AIM OF THE EXERCISE —
Would you copy out the whole listing exactly as given?

DATA TO PROCESS —
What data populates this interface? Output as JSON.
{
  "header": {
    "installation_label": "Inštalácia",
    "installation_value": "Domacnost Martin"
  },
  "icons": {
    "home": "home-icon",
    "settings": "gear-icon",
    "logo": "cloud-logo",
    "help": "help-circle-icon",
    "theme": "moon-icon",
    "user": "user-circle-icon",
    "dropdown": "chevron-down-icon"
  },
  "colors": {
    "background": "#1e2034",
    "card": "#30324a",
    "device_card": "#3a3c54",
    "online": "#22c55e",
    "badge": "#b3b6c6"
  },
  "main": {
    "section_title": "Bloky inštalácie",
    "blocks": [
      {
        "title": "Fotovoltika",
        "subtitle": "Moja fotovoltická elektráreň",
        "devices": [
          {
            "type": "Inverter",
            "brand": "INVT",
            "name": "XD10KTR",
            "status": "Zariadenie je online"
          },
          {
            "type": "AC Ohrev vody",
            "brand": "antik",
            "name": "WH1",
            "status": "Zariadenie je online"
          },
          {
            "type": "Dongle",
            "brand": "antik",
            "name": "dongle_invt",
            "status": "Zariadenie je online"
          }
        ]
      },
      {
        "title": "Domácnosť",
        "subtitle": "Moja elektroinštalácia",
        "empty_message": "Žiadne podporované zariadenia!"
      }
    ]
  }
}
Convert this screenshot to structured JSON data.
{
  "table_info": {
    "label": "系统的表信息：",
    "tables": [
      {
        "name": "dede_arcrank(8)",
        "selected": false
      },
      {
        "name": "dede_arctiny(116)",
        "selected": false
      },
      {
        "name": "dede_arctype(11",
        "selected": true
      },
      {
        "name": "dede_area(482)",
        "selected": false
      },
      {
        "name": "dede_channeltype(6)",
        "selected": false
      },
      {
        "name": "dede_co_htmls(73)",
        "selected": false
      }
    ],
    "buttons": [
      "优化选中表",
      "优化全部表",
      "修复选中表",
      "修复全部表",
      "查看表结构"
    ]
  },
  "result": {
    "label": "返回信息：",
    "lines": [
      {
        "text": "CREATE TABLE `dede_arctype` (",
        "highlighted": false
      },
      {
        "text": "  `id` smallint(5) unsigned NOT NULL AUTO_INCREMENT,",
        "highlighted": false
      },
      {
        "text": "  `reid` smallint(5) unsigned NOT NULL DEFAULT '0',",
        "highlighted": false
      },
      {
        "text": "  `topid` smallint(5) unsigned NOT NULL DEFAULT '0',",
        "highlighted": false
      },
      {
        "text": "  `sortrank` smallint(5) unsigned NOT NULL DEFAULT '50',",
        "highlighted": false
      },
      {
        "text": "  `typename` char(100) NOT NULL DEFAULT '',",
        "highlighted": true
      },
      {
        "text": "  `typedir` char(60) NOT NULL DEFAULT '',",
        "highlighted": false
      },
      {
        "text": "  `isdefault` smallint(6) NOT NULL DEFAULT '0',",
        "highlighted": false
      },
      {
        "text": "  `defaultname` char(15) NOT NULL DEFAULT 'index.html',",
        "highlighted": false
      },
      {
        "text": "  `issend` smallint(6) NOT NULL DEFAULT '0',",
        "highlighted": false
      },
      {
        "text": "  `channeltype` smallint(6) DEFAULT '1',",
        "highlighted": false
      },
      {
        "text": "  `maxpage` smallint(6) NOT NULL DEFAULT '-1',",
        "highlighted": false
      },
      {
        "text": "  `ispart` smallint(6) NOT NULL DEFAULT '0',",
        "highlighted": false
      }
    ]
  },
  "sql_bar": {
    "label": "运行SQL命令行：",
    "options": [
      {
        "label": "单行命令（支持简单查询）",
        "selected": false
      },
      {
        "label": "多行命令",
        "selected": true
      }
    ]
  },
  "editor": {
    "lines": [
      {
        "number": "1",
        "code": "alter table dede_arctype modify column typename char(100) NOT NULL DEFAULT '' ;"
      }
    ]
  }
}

FINISHED EXERCISE —
What data populates this interface? Output as JSON.
{
  "header": {
    "installation_label": "Inštalácia",
    "installation_value": "Domacnost Martin"
  },
  "icons": {
    "home": "home-icon",
    "settings": "gear-icon",
    "logo": "cloud-logo",
    "help": "help-circle-icon",
    "theme": "moon-icon",
    "user": "user-circle-icon",
    "dropdown": "chevron-down-icon"
  },
  "colors": {
    "background": "#1e2034",
    "card": "#30324a",
    "device_card": "#3a3c54",
    "online": "#22c55e",
    "badge": "#b3b6c6"
  },
  "main": {
    "section_title": "Bloky inštalácie",
    "blocks": [
      {
        "title": "Fotovoltika",
        "subtitle": "Moja fotovoltická elektráreň",
        "devices": [
          {
            "type": "Inverter",
            "brand": "INVT",
            "name": "XD10KTR",
            "status": "Zariadenie je online"
          },
          {
            "type": "AC Ohrev vody",
            "brand": "antik",
            "name": "WH1",
            "status": "Zariadenie je online"
          },
          {
            "type": "Dongle",
            "brand": "antik",
            "name": "dongle_invt",
            "status": "Zariadenie je online"
          }
        ]
      },
      {
        "title": "Domácnosť",
        "subtitle": "Moja elektroinštalácia",
        "empty_message": "Žiadne podporované zariadenia!"
      }
    ]
  }
}
Convert this screenshot to structured JSON data.
{
  "table_info": {
    "label": "系统的表信息：",
    "tables": [
      {
        "name": "dede_arcrank(8)",
        "selected": false
      },
      {
        "name": "dede_arctiny(116)",
        "selected": false
      },
      {
        "name": "dede_arctype(11",
        "selected": true
      },
      {
        "name": "dede_area(482)",
        "selected": false
      },
      {
        "name": "dede_channeltype(6)",
        "selected": false
      },
      {
        "name": "dede_co_htmls(73)",
        "selected": false
      }
    ],
    "buttons": [
      "优化选中表",
      "优化全部表",
      "修复选中表",
      "修复全部表",
      "查看表结构"
    ]
  },
  "result": {
    "label": "返回信息：",
    "lines": [
      {
        "text": "CREATE TABLE `dede_arctype` (",
        "highlighted": false
      },
      {
        "text": "  `id` smallint(5) unsigned NOT NULL AUTO_INCREMENT,",
        "highlighted": false
      },
      {
        "text": "  `reid` smallint(5) unsigned NOT NULL DEFAULT '0',",
        "highlighted": false
      },
      {
        "text": "  `topid` smallint(5) unsigned NOT NULL DEFAULT '0',",
        "highlighted": false
      },
      {
        "text": "  `sortrank` smallint(5) unsigned NOT NULL DEFAULT '50',",
        "highlighted": false
      },
      {
        "text": "  `typename` char(100) NOT NULL DEFAULT '',",
        "highlighted": true
      },
      {
        "text": "  `typedir` char(60) NOT NULL DEFAULT '',",
        "highlighted": false
      },
      {
        "text": "  `isdefault` smallint(6) NOT NULL DEFAULT '0',",
        "highlighted": false
      },
      {
        "text": "  `defaultname` char(15) NOT NULL DEFAULT 'index.html',",
        "highlighted": false
      },
      {
        "text": "  `issend` smallint(6) NOT NULL DEFAULT '0',",
        "highlighted": false
      },
      {
        "text": "  `channeltype` smallint(6) DEFAULT '1',",
        "highlighted": false
      },
      {
        "text": "  `maxpage` smallint(6) NOT NULL DEFAULT '-1',",
        "highlighted": false
      },
      {
        "text": "  `ispart` smallint(6) NOT NULL DEFAULT '0',",
        "highlighted": false
      }
    ]
  },
  "sql_bar": {
    "label": "运行SQL命令行：",
    "options": [
      {
        "label": "单行命令（支持简单查询）",
        "selected": false
      },
      {
        "label": "多行命令",
        "selected": true
      }
    ]
  },
  "editor": {
    "lines": [
      {
        "number": "1",
        "code": "alter table dede_arctype modify column typename char(100) NOT NULL DEFAULT '' ;"
      }
    ]
  }
}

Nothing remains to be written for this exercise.